● Work to complete: Extract each line of the records below that contains the word "cherry".
Start Supplied records
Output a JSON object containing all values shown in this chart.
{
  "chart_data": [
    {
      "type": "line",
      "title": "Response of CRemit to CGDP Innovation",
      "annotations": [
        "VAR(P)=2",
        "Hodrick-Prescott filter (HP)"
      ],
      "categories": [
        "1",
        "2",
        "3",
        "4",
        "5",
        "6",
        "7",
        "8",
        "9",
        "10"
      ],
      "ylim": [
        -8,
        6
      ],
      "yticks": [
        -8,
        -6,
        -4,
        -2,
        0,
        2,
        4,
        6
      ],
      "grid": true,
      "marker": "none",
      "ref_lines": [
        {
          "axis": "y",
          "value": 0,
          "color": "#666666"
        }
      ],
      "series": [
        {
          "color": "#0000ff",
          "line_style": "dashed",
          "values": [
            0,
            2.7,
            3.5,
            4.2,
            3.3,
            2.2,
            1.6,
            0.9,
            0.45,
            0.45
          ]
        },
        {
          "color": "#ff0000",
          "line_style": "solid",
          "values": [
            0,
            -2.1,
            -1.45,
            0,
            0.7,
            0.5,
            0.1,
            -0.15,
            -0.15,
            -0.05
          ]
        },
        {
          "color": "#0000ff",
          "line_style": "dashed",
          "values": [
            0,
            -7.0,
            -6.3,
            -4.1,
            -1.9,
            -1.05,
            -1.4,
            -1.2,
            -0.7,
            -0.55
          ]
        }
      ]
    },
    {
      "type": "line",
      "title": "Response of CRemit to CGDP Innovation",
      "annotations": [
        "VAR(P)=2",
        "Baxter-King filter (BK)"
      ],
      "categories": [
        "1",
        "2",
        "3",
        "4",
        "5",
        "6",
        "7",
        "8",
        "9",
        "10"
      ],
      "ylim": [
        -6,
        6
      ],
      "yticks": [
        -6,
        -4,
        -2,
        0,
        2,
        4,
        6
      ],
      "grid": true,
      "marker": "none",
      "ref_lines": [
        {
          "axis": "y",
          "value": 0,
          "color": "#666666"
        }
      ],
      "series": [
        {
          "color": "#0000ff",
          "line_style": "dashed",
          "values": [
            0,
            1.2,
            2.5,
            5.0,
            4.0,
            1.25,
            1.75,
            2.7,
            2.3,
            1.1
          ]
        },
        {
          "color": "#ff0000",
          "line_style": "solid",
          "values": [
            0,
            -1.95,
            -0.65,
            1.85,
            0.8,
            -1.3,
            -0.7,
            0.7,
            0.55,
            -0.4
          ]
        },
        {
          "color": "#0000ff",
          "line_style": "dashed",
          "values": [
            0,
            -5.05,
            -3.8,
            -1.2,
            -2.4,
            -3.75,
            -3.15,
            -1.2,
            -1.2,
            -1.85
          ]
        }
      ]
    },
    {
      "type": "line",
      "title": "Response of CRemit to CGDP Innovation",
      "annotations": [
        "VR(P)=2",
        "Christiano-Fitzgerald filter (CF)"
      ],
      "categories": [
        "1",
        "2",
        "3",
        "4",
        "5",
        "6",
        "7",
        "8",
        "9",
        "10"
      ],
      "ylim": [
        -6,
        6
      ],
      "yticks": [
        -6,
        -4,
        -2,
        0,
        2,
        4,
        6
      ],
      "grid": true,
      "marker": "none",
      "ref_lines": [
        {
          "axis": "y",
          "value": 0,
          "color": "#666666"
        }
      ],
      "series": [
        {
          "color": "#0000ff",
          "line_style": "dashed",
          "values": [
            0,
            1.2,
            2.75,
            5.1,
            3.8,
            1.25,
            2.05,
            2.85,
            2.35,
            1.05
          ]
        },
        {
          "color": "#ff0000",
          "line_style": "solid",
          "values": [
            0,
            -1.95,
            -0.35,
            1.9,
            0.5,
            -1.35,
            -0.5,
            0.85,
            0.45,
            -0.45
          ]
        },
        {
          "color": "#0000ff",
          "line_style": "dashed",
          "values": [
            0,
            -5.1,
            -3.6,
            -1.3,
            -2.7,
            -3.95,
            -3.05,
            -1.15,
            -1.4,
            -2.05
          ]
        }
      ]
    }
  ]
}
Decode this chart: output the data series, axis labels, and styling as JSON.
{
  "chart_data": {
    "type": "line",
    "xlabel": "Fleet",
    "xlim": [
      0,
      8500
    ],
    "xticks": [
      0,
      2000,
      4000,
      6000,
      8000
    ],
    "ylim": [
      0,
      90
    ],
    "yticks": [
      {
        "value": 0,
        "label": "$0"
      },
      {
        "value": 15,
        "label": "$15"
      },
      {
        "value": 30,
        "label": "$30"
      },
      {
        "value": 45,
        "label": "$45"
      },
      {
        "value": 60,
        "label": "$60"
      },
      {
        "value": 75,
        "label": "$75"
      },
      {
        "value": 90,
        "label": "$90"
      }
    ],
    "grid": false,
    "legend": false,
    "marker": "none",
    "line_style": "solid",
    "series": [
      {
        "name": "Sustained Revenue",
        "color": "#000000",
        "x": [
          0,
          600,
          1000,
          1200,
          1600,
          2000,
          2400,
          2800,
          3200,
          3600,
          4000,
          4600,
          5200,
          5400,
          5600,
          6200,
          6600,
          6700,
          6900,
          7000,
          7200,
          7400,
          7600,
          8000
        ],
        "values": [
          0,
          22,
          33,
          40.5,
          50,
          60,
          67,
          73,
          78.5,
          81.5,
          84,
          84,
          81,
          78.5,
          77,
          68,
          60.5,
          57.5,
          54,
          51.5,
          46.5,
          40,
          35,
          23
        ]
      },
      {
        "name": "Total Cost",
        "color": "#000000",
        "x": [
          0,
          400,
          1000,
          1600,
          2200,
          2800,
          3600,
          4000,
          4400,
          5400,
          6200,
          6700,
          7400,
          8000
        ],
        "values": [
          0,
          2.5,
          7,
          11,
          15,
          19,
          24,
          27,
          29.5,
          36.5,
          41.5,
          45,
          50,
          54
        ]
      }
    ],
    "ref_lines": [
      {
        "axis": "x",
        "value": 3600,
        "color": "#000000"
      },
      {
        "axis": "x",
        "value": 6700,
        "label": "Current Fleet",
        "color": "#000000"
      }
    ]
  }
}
End Supplied records
Start Supplied records
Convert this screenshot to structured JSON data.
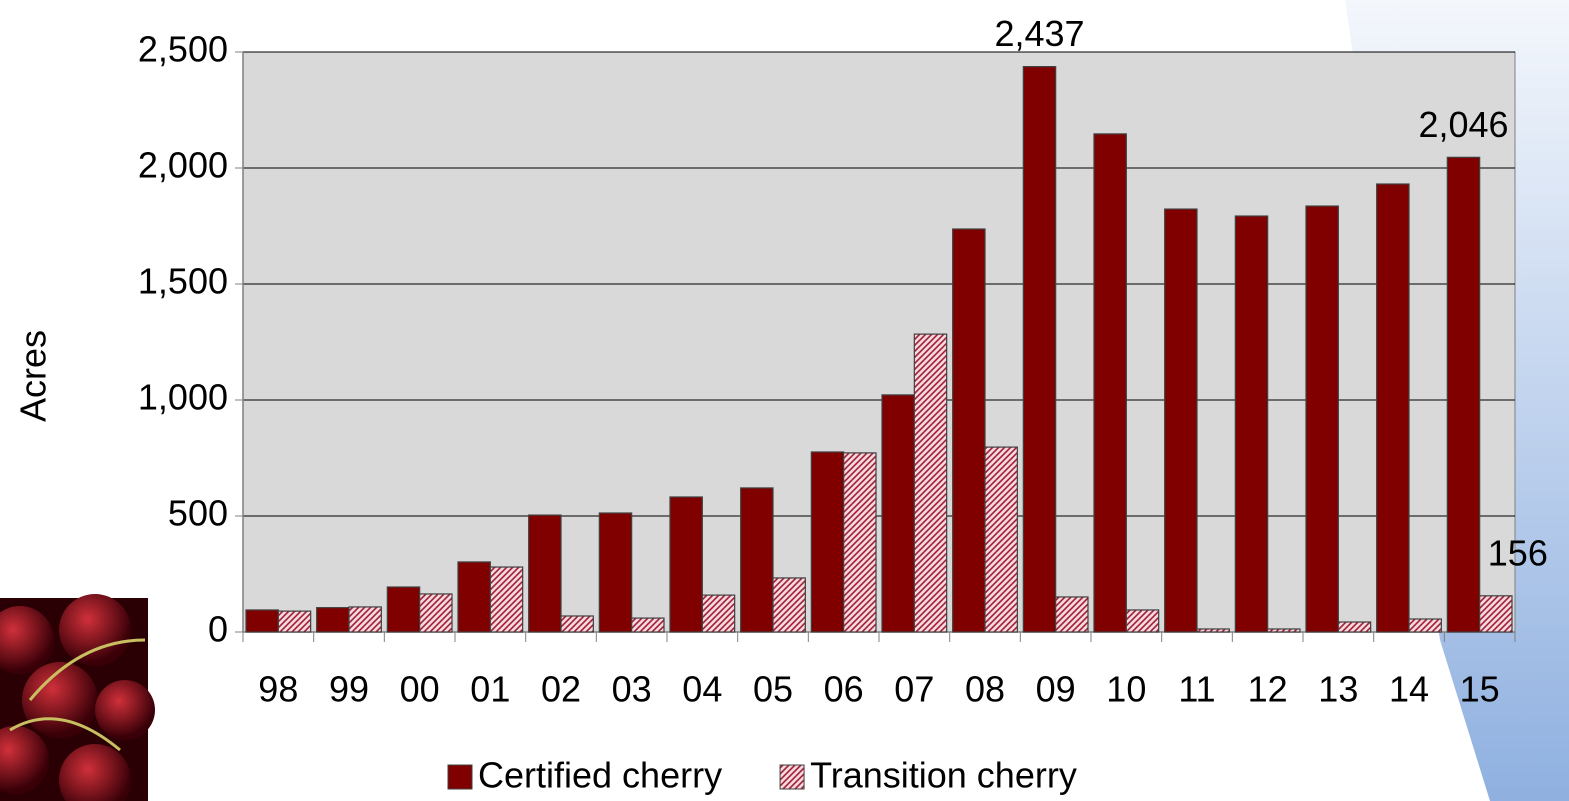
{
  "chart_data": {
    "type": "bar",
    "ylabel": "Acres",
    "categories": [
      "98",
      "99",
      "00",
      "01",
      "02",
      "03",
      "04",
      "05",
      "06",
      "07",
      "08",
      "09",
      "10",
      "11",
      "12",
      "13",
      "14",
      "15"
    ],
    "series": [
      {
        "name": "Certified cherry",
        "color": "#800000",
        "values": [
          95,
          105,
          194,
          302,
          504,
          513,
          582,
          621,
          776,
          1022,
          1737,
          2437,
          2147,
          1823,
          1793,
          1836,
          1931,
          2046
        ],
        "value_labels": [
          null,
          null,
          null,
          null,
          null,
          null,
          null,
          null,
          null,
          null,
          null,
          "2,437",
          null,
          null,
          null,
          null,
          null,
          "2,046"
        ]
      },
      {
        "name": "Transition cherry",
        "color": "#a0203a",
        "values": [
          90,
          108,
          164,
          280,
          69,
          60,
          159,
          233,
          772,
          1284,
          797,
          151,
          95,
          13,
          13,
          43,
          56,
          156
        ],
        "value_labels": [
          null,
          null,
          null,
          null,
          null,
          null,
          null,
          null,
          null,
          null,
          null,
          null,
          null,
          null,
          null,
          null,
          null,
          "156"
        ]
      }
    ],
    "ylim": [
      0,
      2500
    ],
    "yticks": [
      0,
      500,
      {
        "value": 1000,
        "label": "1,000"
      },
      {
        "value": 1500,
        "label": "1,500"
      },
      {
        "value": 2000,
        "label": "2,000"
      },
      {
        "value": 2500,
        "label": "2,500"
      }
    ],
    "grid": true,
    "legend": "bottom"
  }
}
End Supplied records
● Response to this exercise:
        "name": "Certified cherry",
        "name": "Transition cherry",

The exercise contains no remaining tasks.